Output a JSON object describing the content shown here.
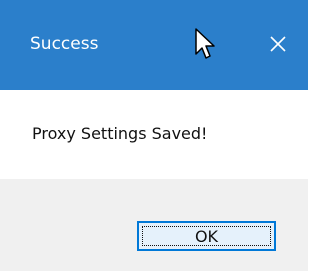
{
  "window": {
    "title": "Success",
    "close_icon": "close-icon",
    "accent_color": "#2b7fcb"
  },
  "message": {
    "text": "Proxy Settings Saved!"
  },
  "buttons": {
    "ok_label": "OK"
  },
  "pointer": {
    "icon": "mouse-pointer-icon"
  }
}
§
§ **TASK INSTRUCTIONS**
All of the lines above should be printed exactly, minus the pictures.

§ **TASK RESULT**
Output a JSON object describing the content shown here.
{
  "window": {
    "title": "Success",
    "close_icon": "close-icon",
    "accent_color": "#2b7fcb"
  },
  "message": {
    "text": "Proxy Settings Saved!"
  },
  "buttons": {
    "ok_label": "OK"
  },
  "pointer": {
    "icon": "mouse-pointer-icon"
  }
}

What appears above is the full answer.